* [What you are asked to do]: Please edit the records below so that "Recent apps" becomes "App switcher" wherever it occurs, with every other line left unchanged.

Stored records:
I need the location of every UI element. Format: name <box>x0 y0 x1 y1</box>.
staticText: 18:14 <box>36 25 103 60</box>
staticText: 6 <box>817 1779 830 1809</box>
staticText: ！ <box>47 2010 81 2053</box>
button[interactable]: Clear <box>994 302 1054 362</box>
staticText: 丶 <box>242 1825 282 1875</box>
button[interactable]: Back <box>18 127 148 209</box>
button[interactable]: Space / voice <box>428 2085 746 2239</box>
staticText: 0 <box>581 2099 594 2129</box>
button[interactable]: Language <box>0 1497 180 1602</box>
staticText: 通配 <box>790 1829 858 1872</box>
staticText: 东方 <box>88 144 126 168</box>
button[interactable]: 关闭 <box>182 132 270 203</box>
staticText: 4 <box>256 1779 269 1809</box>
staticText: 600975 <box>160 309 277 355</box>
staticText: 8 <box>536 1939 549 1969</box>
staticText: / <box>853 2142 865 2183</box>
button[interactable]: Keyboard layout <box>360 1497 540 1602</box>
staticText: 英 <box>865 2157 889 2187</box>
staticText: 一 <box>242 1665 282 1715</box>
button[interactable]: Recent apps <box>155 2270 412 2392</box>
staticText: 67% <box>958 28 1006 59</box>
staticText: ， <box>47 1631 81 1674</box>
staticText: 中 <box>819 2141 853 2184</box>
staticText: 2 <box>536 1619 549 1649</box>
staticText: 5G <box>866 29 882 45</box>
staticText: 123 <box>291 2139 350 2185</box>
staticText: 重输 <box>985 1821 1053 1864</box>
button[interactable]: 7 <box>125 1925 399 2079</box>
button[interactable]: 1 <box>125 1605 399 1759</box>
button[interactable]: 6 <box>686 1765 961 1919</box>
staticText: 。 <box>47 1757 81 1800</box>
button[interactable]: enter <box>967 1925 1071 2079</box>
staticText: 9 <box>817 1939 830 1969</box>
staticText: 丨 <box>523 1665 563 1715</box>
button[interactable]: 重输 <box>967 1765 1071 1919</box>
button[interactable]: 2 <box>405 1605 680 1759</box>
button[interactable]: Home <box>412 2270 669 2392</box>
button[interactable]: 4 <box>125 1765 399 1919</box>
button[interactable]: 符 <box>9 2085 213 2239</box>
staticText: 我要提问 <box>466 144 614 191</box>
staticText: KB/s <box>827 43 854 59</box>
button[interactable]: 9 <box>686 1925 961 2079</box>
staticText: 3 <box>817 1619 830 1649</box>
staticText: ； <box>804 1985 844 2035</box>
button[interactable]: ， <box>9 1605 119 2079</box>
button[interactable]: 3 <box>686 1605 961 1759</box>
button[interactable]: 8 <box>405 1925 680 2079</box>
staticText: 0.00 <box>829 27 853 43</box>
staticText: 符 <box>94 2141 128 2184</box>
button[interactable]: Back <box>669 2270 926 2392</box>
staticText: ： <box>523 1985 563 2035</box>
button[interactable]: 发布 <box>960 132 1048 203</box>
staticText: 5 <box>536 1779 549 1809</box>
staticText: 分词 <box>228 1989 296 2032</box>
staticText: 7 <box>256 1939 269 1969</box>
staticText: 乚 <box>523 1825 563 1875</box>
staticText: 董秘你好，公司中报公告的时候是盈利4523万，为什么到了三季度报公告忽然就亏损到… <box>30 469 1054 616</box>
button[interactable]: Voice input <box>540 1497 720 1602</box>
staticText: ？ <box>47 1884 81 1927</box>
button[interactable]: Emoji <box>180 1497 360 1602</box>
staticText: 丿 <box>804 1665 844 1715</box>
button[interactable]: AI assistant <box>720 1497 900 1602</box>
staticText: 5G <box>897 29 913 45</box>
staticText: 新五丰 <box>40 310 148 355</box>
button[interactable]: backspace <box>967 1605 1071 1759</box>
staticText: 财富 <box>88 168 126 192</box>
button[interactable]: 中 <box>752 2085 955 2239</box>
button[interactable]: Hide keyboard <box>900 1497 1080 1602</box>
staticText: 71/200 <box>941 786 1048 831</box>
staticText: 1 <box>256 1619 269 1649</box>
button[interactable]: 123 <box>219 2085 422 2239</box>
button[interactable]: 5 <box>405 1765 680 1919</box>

* [Response to this exercise]:
I need the location of every UI element. Format: name <box>x0 y0 x1 y1</box>.
staticText: 18:14 <box>36 25 103 60</box>
staticText: 6 <box>817 1779 830 1809</box>
staticText: ！ <box>47 2010 81 2053</box>
button[interactable]: Clear <box>994 302 1054 362</box>
staticText: 丶 <box>242 1825 282 1875</box>
button[interactable]: Back <box>18 127 148 209</box>
button[interactable]: Space / voice <box>428 2085 746 2239</box>
staticText: 0 <box>581 2099 594 2129</box>
button[interactable]: Language <box>0 1497 180 1602</box>
staticText: 通配 <box>790 1829 858 1872</box>
staticText: 东方 <box>88 144 126 168</box>
button[interactable]: 关闭 <box>182 132 270 203</box>
staticText: 4 <box>256 1779 269 1809</box>
staticText: 600975 <box>160 309 277 355</box>
staticText: 8 <box>536 1939 549 1969</box>
staticText: / <box>853 2142 865 2183</box>
button[interactable]: Keyboard layout <box>360 1497 540 1602</box>
staticText: 英 <box>865 2157 889 2187</box>
staticText: 一 <box>242 1665 282 1715</box>
button[interactable]: App switcher <box>155 2270 412 2392</box>
staticText: 67% <box>958 28 1006 59</box>
staticText: ， <box>47 1631 81 1674</box>
staticText: 中 <box>819 2141 853 2184</box>
staticText: 2 <box>536 1619 549 1649</box>
staticText: 5G <box>866 29 882 45</box>
staticText: 123 <box>291 2139 350 2185</box>
staticText: 重输 <box>985 1821 1053 1864</box>
button[interactable]: 7 <box>125 1925 399 2079</box>
button[interactable]: 1 <box>125 1605 399 1759</box>
button[interactable]: 6 <box>686 1765 961 1919</box>
staticText: 。 <box>47 1757 81 1800</box>
button[interactable]: enter <box>967 1925 1071 2079</box>
staticText: 9 <box>817 1939 830 1969</box>
staticText: 丨 <box>523 1665 563 1715</box>
button[interactable]: 重输 <box>967 1765 1071 1919</box>
button[interactable]: 2 <box>405 1605 680 1759</box>
button[interactable]: Home <box>412 2270 669 2392</box>
button[interactable]: 4 <box>125 1765 399 1919</box>
button[interactable]: 符 <box>9 2085 213 2239</box>
staticText: 我要提问 <box>466 144 614 191</box>
staticText: KB/s <box>827 43 854 59</box>
button[interactable]: 9 <box>686 1925 961 2079</box>
staticText: 3 <box>817 1619 830 1649</box>
staticText: ； <box>804 1985 844 2035</box>
button[interactable]: ， <box>9 1605 119 2079</box>
button[interactable]: 3 <box>686 1605 961 1759</box>
button[interactable]: 8 <box>405 1925 680 2079</box>
staticText: 0.00 <box>829 27 853 43</box>
staticText: 符 <box>94 2141 128 2184</box>
button[interactable]: Back <box>669 2270 926 2392</box>
staticText: ： <box>523 1985 563 2035</box>
button[interactable]: 发布 <box>960 132 1048 203</box>
staticText: 5 <box>536 1779 549 1809</box>
staticText: 分词 <box>228 1989 296 2032</box>
staticText: 7 <box>256 1939 269 1969</box>
staticText: 乚 <box>523 1825 563 1875</box>
staticText: 董秘你好，公司中报公告的时候是盈利4523万，为什么到了三季度报公告忽然就亏损到… <box>30 469 1054 616</box>
button[interactable]: Voice input <box>540 1497 720 1602</box>
staticText: ？ <box>47 1884 81 1927</box>
button[interactable]: Emoji <box>180 1497 360 1602</box>
staticText: 丿 <box>804 1665 844 1715</box>
button[interactable]: AI assistant <box>720 1497 900 1602</box>
staticText: 5G <box>897 29 913 45</box>
staticText: 新五丰 <box>40 310 148 355</box>
button[interactable]: backspace <box>967 1605 1071 1759</box>
staticText: 财富 <box>88 168 126 192</box>
button[interactable]: 中 <box>752 2085 955 2239</box>
button[interactable]: Hide keyboard <box>900 1497 1080 1602</box>
staticText: 71/200 <box>941 786 1048 831</box>
staticText: 1 <box>256 1619 269 1649</box>
button[interactable]: 123 <box>219 2085 422 2239</box>
button[interactable]: 5 <box>405 1765 680 1919</box>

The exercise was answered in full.